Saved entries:
|---|

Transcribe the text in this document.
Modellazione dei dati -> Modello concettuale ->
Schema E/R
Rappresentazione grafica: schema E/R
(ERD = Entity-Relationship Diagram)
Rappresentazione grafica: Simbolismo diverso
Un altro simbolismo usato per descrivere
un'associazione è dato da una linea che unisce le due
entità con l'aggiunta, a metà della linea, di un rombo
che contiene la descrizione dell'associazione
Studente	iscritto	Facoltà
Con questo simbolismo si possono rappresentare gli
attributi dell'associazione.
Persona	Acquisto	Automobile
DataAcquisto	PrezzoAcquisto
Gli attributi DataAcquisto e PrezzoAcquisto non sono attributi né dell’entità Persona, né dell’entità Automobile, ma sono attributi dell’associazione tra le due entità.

|---|

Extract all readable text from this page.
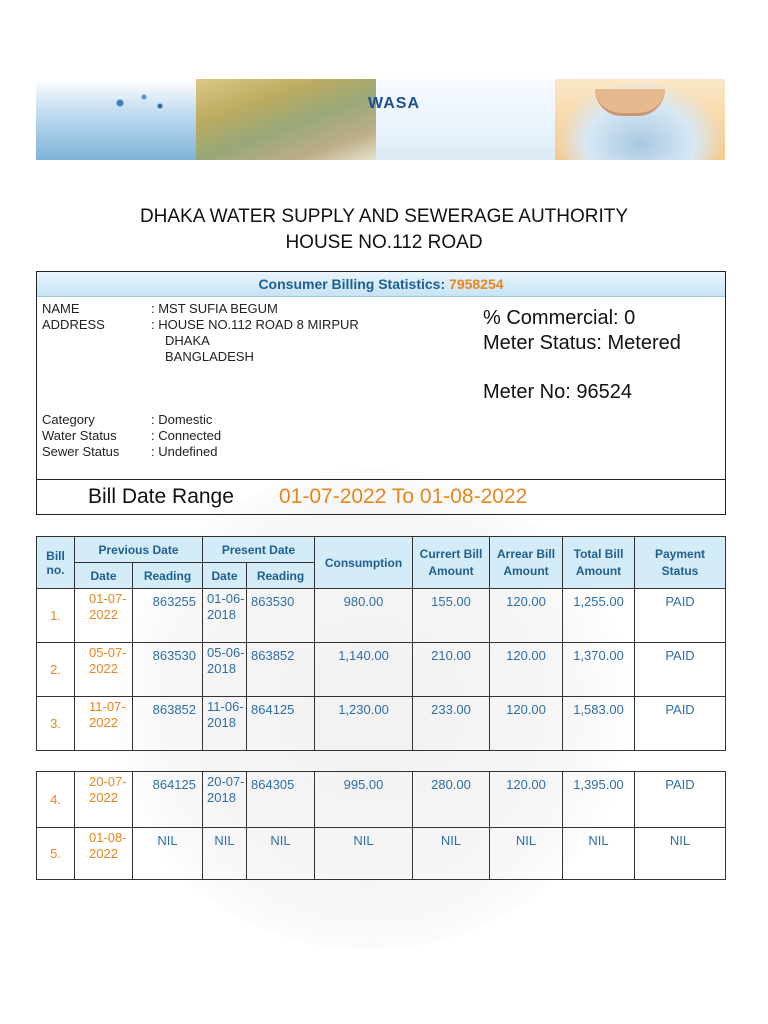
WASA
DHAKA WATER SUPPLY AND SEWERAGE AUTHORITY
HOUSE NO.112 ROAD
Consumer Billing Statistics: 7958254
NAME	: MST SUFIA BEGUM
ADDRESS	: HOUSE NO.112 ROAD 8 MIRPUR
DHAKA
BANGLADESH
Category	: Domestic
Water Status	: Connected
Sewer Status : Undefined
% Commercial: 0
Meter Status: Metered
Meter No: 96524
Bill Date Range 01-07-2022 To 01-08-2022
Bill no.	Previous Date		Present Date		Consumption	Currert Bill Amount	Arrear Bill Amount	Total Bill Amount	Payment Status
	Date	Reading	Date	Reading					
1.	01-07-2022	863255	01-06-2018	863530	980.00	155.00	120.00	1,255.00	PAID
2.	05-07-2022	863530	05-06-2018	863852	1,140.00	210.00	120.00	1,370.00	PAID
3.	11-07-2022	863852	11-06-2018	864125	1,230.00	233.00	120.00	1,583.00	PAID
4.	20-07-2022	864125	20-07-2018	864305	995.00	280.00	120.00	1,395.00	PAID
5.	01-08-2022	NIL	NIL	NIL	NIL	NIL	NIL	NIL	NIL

|---|

§ **What is required**:
In the entries above, identify every line with the word "Status". Copy those lines.

§ **Written answer**:
Water Status	: Connected
Sewer Status : Undefined
Meter Status: Metered
Bill no.	Previous Date		Present Date		Consumption	Currert Bill Amount	Arrear Bill Amount	Total Bill Amount	Payment Status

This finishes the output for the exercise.